▶ **Records to use**:
--- BEGIN ---

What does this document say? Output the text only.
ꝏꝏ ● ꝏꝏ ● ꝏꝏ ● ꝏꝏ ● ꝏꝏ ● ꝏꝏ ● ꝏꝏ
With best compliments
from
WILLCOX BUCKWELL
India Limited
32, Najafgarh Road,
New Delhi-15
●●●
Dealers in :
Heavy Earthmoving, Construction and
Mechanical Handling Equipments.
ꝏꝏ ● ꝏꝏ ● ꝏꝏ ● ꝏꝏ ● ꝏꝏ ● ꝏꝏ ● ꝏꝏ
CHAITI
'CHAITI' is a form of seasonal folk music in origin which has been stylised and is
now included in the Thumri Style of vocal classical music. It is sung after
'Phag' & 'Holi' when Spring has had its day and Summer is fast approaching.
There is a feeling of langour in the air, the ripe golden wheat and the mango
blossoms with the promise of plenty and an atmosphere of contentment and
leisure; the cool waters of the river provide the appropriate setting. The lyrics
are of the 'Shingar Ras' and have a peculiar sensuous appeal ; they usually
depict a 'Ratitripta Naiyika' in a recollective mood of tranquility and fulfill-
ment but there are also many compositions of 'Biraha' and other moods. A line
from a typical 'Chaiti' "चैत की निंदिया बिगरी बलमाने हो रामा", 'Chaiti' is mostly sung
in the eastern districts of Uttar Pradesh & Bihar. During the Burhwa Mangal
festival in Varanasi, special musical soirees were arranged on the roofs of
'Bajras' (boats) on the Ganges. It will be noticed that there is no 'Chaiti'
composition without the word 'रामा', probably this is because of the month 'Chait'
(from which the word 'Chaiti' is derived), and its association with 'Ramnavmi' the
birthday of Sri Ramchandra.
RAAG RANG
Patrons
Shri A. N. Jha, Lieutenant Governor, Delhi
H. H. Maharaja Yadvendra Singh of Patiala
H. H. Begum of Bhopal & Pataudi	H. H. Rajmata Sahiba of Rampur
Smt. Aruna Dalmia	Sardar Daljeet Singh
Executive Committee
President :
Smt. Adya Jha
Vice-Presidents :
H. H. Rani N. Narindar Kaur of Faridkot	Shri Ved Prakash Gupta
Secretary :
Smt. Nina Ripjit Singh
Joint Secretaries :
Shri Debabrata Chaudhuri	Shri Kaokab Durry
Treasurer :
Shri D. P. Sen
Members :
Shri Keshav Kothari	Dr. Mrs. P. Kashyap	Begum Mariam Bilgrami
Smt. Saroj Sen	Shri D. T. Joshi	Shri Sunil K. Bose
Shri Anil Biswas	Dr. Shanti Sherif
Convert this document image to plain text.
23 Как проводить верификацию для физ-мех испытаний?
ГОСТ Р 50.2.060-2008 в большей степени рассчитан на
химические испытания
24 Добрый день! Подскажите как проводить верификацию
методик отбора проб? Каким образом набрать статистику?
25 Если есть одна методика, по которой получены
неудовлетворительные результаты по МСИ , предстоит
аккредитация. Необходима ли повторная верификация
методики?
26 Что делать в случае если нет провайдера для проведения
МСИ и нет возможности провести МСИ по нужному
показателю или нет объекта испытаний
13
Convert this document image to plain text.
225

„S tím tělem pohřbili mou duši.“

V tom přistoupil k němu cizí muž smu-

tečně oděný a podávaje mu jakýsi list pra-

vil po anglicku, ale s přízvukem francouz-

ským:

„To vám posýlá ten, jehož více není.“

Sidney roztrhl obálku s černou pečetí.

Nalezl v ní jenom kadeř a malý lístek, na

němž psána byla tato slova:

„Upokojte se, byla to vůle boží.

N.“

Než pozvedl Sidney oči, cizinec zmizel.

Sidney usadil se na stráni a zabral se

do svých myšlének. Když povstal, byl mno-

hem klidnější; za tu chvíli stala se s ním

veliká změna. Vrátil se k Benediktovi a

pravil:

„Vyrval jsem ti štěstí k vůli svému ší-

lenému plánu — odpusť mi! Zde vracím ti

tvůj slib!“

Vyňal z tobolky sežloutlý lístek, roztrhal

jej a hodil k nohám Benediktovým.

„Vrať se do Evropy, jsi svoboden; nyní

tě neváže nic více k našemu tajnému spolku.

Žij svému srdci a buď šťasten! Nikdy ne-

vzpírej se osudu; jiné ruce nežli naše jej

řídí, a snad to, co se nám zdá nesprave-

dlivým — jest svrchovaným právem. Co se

--- END ---

▶ **Given exercise**: Look through the entries above for the word "byla". Copy every line where it shows up.

▶ **Final answer**:
němž psána byla tato slova:
„Upokojte se, byla to vůle boží.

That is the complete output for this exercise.